• **WORK TO BE COMPLETED**
Print the data that follows exactly.

• **LISTED ENTRIES**
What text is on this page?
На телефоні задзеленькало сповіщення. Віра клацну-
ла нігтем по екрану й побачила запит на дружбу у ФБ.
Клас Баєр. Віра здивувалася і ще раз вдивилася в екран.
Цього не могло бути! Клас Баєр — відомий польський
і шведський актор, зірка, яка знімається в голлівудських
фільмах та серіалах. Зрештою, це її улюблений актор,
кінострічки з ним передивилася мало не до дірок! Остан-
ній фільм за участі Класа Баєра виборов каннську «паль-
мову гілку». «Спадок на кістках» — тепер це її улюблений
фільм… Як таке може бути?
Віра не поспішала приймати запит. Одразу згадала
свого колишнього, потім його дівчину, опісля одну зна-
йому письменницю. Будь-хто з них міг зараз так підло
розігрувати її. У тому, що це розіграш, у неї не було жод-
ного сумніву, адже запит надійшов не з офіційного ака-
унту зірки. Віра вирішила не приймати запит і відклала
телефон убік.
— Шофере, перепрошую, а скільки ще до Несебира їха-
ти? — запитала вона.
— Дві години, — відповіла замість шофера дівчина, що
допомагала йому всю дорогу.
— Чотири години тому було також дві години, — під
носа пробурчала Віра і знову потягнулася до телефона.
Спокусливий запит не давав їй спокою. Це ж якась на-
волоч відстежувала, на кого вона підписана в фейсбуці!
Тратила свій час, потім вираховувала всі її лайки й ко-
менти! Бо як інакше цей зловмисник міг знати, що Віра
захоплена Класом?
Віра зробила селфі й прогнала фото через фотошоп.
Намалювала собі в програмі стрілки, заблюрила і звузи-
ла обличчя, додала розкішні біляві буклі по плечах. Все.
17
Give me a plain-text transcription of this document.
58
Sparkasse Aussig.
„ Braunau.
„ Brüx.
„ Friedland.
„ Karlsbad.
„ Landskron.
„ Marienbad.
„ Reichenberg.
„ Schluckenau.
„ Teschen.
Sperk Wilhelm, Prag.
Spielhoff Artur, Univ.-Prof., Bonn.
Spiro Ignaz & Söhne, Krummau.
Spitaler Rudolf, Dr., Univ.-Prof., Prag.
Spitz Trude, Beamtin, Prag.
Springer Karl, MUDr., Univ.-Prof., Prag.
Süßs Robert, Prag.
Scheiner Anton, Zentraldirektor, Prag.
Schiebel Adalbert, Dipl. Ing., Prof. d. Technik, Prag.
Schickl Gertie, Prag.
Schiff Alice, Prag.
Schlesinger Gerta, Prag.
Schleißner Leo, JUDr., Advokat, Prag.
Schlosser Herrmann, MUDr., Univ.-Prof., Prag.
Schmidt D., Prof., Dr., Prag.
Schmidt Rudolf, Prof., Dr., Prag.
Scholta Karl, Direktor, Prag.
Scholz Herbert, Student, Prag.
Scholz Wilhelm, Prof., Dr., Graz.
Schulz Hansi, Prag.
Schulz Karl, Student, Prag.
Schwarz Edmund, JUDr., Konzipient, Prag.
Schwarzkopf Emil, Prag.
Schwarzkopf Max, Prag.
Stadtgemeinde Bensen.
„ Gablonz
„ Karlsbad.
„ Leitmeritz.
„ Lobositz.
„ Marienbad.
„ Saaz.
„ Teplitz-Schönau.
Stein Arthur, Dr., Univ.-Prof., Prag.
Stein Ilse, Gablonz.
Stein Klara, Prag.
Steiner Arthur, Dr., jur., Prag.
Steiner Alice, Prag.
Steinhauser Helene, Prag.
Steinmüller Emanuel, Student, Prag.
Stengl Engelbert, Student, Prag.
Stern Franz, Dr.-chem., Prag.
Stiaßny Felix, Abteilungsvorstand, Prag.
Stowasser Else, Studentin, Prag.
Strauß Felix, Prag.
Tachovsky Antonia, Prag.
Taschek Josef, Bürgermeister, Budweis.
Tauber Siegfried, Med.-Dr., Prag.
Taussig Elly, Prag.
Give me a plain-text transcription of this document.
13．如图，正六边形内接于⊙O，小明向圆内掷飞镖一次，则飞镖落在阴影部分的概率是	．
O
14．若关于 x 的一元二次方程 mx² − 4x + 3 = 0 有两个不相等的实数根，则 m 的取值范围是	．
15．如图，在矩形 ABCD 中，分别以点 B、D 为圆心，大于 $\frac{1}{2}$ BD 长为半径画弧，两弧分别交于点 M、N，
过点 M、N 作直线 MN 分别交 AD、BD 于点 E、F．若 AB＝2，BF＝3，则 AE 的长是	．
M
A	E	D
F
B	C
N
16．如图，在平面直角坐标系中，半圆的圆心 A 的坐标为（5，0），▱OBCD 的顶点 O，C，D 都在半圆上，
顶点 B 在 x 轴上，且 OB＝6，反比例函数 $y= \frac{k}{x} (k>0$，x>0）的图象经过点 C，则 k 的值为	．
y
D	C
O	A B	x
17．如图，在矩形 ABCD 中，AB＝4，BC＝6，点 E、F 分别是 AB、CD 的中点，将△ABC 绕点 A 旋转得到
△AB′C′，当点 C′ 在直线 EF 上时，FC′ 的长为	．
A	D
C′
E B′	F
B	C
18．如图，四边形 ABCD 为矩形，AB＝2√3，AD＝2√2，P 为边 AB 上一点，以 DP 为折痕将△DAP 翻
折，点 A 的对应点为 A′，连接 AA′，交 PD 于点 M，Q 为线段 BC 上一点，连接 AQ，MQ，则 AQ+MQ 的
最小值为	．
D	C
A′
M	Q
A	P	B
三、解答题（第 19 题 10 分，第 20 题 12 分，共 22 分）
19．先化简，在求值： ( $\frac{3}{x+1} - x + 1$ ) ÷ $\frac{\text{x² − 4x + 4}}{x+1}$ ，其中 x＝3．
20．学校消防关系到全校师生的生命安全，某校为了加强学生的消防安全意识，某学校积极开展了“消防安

• **TASK RESPONSE**
What text is on this page?
На телефоні задзеленькало сповіщення. Віра клацну-
ла нігтем по екрану й побачила запит на дружбу у ФБ.
Клас Баєр. Віра здивувалася і ще раз вдивилася в екран.
Цього не могло бути! Клас Баєр — відомий польський
і шведський актор, зірка, яка знімається в голлівудських
фільмах та серіалах. Зрештою, це її улюблений актор,
кінострічки з ним передивилася мало не до дірок! Остан-
ній фільм за участі Класа Баєра виборов каннську «паль-
мову гілку». «Спадок на кістках» — тепер це її улюблений
фільм… Як таке може бути?
Віра не поспішала приймати запит. Одразу згадала
свого колишнього, потім його дівчину, опісля одну зна-
йому письменницю. Будь-хто з них міг зараз так підло
розігрувати її. У тому, що це розіграш, у неї не було жод-
ного сумніву, адже запит надійшов не з офіційного ака-
унту зірки. Віра вирішила не приймати запит і відклала
телефон убік.
— Шофере, перепрошую, а скільки ще до Несебира їха-
ти? — запитала вона.
— Дві години, — відповіла замість шофера дівчина, що
допомагала йому всю дорогу.
— Чотири години тому було також дві години, — під
носа пробурчала Віра і знову потягнулася до телефона.
Спокусливий запит не давав їй спокою. Це ж якась на-
волоч відстежувала, на кого вона підписана в фейсбуці!
Тратила свій час, потім вираховувала всі її лайки й ко-
менти! Бо як інакше цей зловмисник міг знати, що Віра
захоплена Класом?
Віра зробила селфі й прогнала фото через фотошоп.
Намалювала собі в програмі стрілки, заблюрила і звузи-
ла обличчя, додала розкішні біляві буклі по плечах. Все.
17
Give me a plain-text transcription of this document.
58
Sparkasse Aussig.
„ Braunau.
„ Brüx.
„ Friedland.
„ Karlsbad.
„ Landskron.
„ Marienbad.
„ Reichenberg.
„ Schluckenau.
„ Teschen.
Sperk Wilhelm, Prag.
Spielhoff Artur, Univ.-Prof., Bonn.
Spiro Ignaz & Söhne, Krummau.
Spitaler Rudolf, Dr., Univ.-Prof., Prag.
Spitz Trude, Beamtin, Prag.
Springer Karl, MUDr., Univ.-Prof., Prag.
Süßs Robert, Prag.
Scheiner Anton, Zentraldirektor, Prag.
Schiebel Adalbert, Dipl. Ing., Prof. d. Technik, Prag.
Schickl Gertie, Prag.
Schiff Alice, Prag.
Schlesinger Gerta, Prag.
Schleißner Leo, JUDr., Advokat, Prag.
Schlosser Herrmann, MUDr., Univ.-Prof., Prag.
Schmidt D., Prof., Dr., Prag.
Schmidt Rudolf, Prof., Dr., Prag.
Scholta Karl, Direktor, Prag.
Scholz Herbert, Student, Prag.
Scholz Wilhelm, Prof., Dr., Graz.
Schulz Hansi, Prag.
Schulz Karl, Student, Prag.
Schwarz Edmund, JUDr., Konzipient, Prag.
Schwarzkopf Emil, Prag.
Schwarzkopf Max, Prag.
Stadtgemeinde Bensen.
„ Gablonz
„ Karlsbad.
„ Leitmeritz.
„ Lobositz.
„ Marienbad.
„ Saaz.
„ Teplitz-Schönau.
Stein Arthur, Dr., Univ.-Prof., Prag.
Stein Ilse, Gablonz.
Stein Klara, Prag.
Steiner Arthur, Dr., jur., Prag.
Steiner Alice, Prag.
Steinhauser Helene, Prag.
Steinmüller Emanuel, Student, Prag.
Stengl Engelbert, Student, Prag.
Stern Franz, Dr.-chem., Prag.
Stiaßny Felix, Abteilungsvorstand, Prag.
Stowasser Else, Studentin, Prag.
Strauß Felix, Prag.
Tachovsky Antonia, Prag.
Taschek Josef, Bürgermeister, Budweis.
Tauber Siegfried, Med.-Dr., Prag.
Taussig Elly, Prag.
Give me a plain-text transcription of this document.
13．如图，正六边形内接于⊙O，小明向圆内掷飞镖一次，则飞镖落在阴影部分的概率是	．
O
14．若关于 x 的一元二次方程 mx² − 4x + 3 = 0 有两个不相等的实数根，则 m 的取值范围是	．
15．如图，在矩形 ABCD 中，分别以点 B、D 为圆心，大于 $\frac{1}{2}$ BD 长为半径画弧，两弧分别交于点 M、N，
过点 M、N 作直线 MN 分别交 AD、BD 于点 E、F．若 AB＝2，BF＝3，则 AE 的长是	．
M
A	E	D
F
B	C
N
16．如图，在平面直角坐标系中，半圆的圆心 A 的坐标为（5，0），▱OBCD 的顶点 O，C，D 都在半圆上，
顶点 B 在 x 轴上，且 OB＝6，反比例函数 $y= \frac{k}{x} (k>0$，x>0）的图象经过点 C，则 k 的值为	．
y
D	C
O	A B	x
17．如图，在矩形 ABCD 中，AB＝4，BC＝6，点 E、F 分别是 AB、CD 的中点，将△ABC 绕点 A 旋转得到
△AB′C′，当点 C′ 在直线 EF 上时，FC′ 的长为	．
A	D
C′
E B′	F
B	C
18．如图，四边形 ABCD 为矩形，AB＝2√3，AD＝2√2，P 为边 AB 上一点，以 DP 为折痕将△DAP 翻
折，点 A 的对应点为 A′，连接 AA′，交 PD 于点 M，Q 为线段 BC 上一点，连接 AQ，MQ，则 AQ+MQ 的
最小值为	．
D	C
A′
M	Q
A	P	B
三、解答题（第 19 题 10 分，第 20 题 12 分，共 22 分）
19．先化简，在求值： ( $\frac{3}{x+1} - x + 1$ ) ÷ $\frac{\text{x² − 4x + 4}}{x+1}$ ，其中 x＝3．
20．学校消防关系到全校师生的生命安全，某校为了加强学生的消防安全意识，某学校积极开展了“消防安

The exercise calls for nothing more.